Sometimes I’m not sure what I’m saying either!
xoxo
Janet says
Beautiful needlework! Are you familiar with the St. Martha’s Guild at St. John Cantius parish in Chicago?
https://www.stmarthasguild.com/
I am so glad that there are still craftspeople keeping this alive.
Leila says
This Guild is amazing!
I have it all bookmarked now!
Janet says
I knew you would appreciate the Guild, Leila! So much interesting and useful information on their site, too, for all of us inclined towards the fiber arts.
Becca says
Advice for handling sweet and adorable two-year-old girls who pull their pigtails out at every turn? I already use those tiny rubber bands, as her hair is too slippery to hold anything else. I just can’t bring myself to cut bangs!
Leila says
A cute bob! Cut it so that it’s chin length, a bit higher in the back (in the end it will be level, but if you make it lower in the back it will look odd and amateurish — aim for shorter).
Then one of those clips that snaps into place to keep the bangs back.
Victoria says
I totally feel the pain of not wanting to cut bangs, it’s not my favorite look, but I cut bangs for my daughter again last week after yet another failed attempt to let her grow her hair out and keep it up. It really is liberating!
Laura P. says
One item that I have found really helpful for children’s hair is a “continuous spray” spray bottle – it sprays for 3-5 seconds with a single pump. It sounds like such a silly thing, but it is so simpler than a normal spray bottle.
I find it much easier to work with damp hair rather than dry, and the finished product always looks much neater. All of my children have slightly curly hair, so this also helps refresh the hair and really helps the boys’ longer hair not look as scruffy as it does otherwise.
Thank you for the continued wisdom!
Leila says
I am not familiar with this type of bottle, but it sounds like just the thing.
I learned with my eldest daughter, Rosie, and her frothy curls as a little one, that there was no substitute for a spray bottle! Without it, she was a bit of a mop. With it, she was transformed into an adorable little angel!
Caitlin says
I cannot agree more about the hair thing. My six year old girl has beautiful, long, thick hair, but she hates having it up. It’s often tangled and she gets food in it. If he argues with me about putting it up I will have to make her get a bob (when she was three I did cut it chin-length, and it was absolutely adorable. Her younger sister still has her bob and it’s so sweet-looking.) Unfortunately it just slithers right out of a braid though…I’ve got to up my braiding game.

> _Exercises_
a. List each distinct name that appears before "says" in the comment thread, giving each name once.
b. Pull out the portion of the comment thread that runs from "https://www.stmarthasguild.com/" down to "the fiber arts.", copying it word for word.
The items are separate material with no connection to the comment thread.

(Bounding box entries)
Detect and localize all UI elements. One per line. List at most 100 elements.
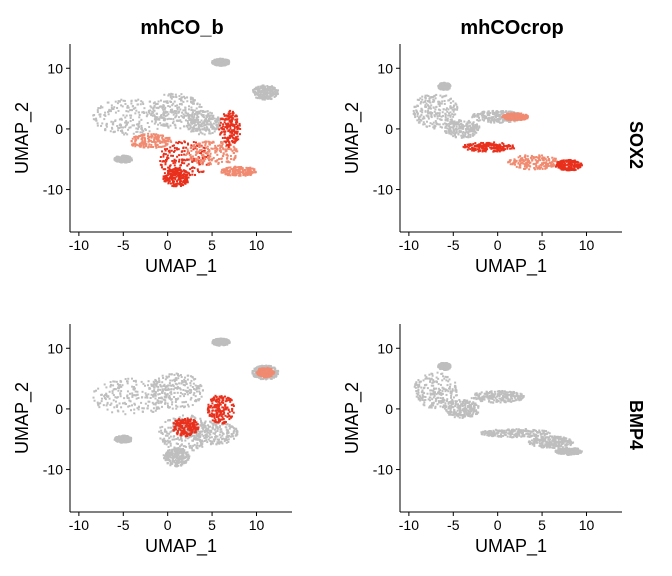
cell-point	[233, 166, 236, 169]
cell-point	[209, 433, 212, 436]
cell-point	[458, 130, 461, 133]
cell-point	[557, 161, 560, 164]
cell-point	[206, 121, 209, 124]
cell-point	[94, 118, 97, 121]
cell-point	[466, 143, 469, 146]
y-tick-label: -10	[43, 182, 63, 198]
cell-point	[225, 160, 228, 163]
cell-point	[217, 162, 220, 165]
cell-point	[226, 59, 229, 62]
x-tick-label: 5	[538, 237, 546, 253]
cell-point	[184, 154, 187, 157]
cell-point	[468, 130, 471, 133]
cell-point	[269, 87, 272, 90]
cell-point	[415, 109, 418, 112]
cell-point	[171, 159, 174, 162]
cell-point	[186, 393, 189, 396]
cell-point	[148, 125, 151, 128]
cell-point	[191, 155, 194, 158]
cell-point	[443, 88, 446, 91]
cell-point	[206, 145, 209, 148]
cell-point	[197, 127, 200, 130]
cell-point	[445, 94, 448, 97]
cell-point	[198, 105, 201, 108]
cell-point	[561, 165, 564, 168]
cell-point	[471, 127, 474, 130]
cell-point	[419, 115, 422, 118]
cell-point	[130, 404, 133, 407]
cell-point	[203, 151, 206, 154]
cell-point	[174, 169, 177, 172]
cell-point	[209, 421, 212, 424]
cell-point	[179, 405, 182, 408]
cell-point	[521, 157, 524, 160]
cell-point	[222, 171, 225, 174]
cell-point	[440, 85, 443, 88]
cell-point	[232, 124, 235, 127]
cell-point	[186, 391, 189, 394]
cell-point	[209, 158, 212, 161]
cell-point	[166, 177, 169, 180]
cell-point	[149, 100, 152, 103]
cell-point	[535, 161, 538, 164]
cell-point	[179, 181, 182, 184]
cell-point	[171, 144, 174, 147]
cell-point	[168, 437, 171, 440]
cell-point	[458, 119, 461, 122]
cell-point	[240, 167, 243, 170]
cell-point	[161, 391, 164, 394]
cell-point	[527, 163, 530, 166]
cell-point	[432, 98, 435, 101]
column-title-mhcocrop: mhCOcrop	[460, 17, 563, 39]
cell-point	[142, 145, 145, 148]
cell-point	[218, 60, 221, 63]
cell-point	[275, 89, 278, 92]
cell-point	[217, 64, 220, 67]
cell-point	[157, 388, 160, 391]
cell-point	[195, 400, 198, 403]
cell-point	[453, 122, 456, 125]
cell-point	[135, 135, 138, 138]
cell-point	[469, 126, 472, 129]
cell-point	[436, 117, 439, 120]
cell-point	[168, 382, 171, 385]
cell-point	[163, 139, 166, 142]
cell-point	[233, 437, 236, 440]
cell-point	[190, 396, 193, 399]
cell-point	[196, 103, 199, 106]
cell-point	[498, 149, 501, 152]
cell-point	[131, 137, 134, 140]
cell-point	[160, 141, 163, 144]
cell-point	[187, 163, 190, 166]
cell-point	[190, 121, 193, 124]
cell-point	[193, 436, 196, 439]
cell-point	[478, 147, 481, 150]
cell-point	[259, 91, 262, 94]
cell-point	[438, 112, 441, 115]
cell-point	[157, 134, 160, 137]
cell-point	[428, 100, 431, 103]
cell-point	[201, 150, 204, 153]
cell-point	[178, 166, 181, 169]
cell-point	[114, 400, 117, 403]
cell-point	[192, 125, 195, 128]
cell-point	[155, 133, 158, 136]
cell-point	[222, 148, 225, 151]
cell-point	[153, 118, 156, 121]
cell-point	[168, 149, 171, 152]
cell-point	[188, 118, 191, 121]
cell-point	[164, 401, 167, 404]
cell-point	[454, 108, 457, 111]
cell-point	[210, 126, 213, 129]
cell-point	[216, 159, 219, 162]
cell-point	[225, 114, 228, 117]
cell-point	[162, 108, 165, 111]
cell-point	[172, 385, 175, 388]
cell-point	[191, 115, 194, 118]
cell-point	[131, 105, 134, 108]
cell-point	[166, 139, 169, 142]
cell-point	[540, 154, 543, 157]
cell-point	[270, 86, 273, 89]
cell-point	[201, 128, 204, 131]
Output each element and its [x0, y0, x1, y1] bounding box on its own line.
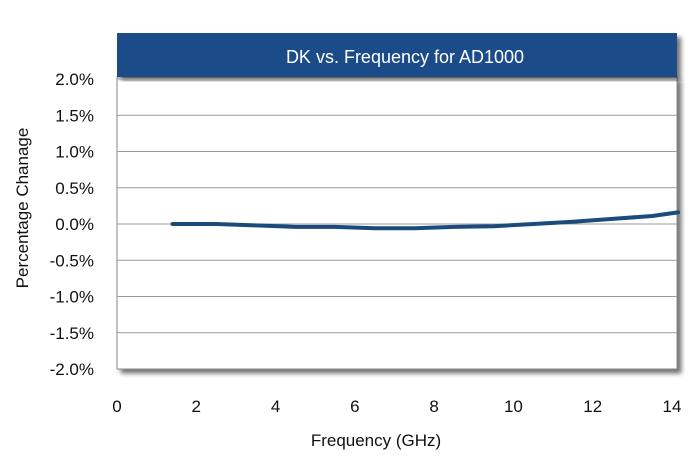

> _Task responses_
a. Janet, Leila, Becca, Victoria, Laura P., Caitlin

b.
https://www.stmarthasguild.com/
I am so glad that there are still craftspeople keeping this alive.
Leila says
This Guild is amazing!
I have it all bookmarked now!
Janet says
I knew you would appreciate the Guild, Leila! So much interesting and useful information on their site, too, for all of us inclined towards the fiber arts.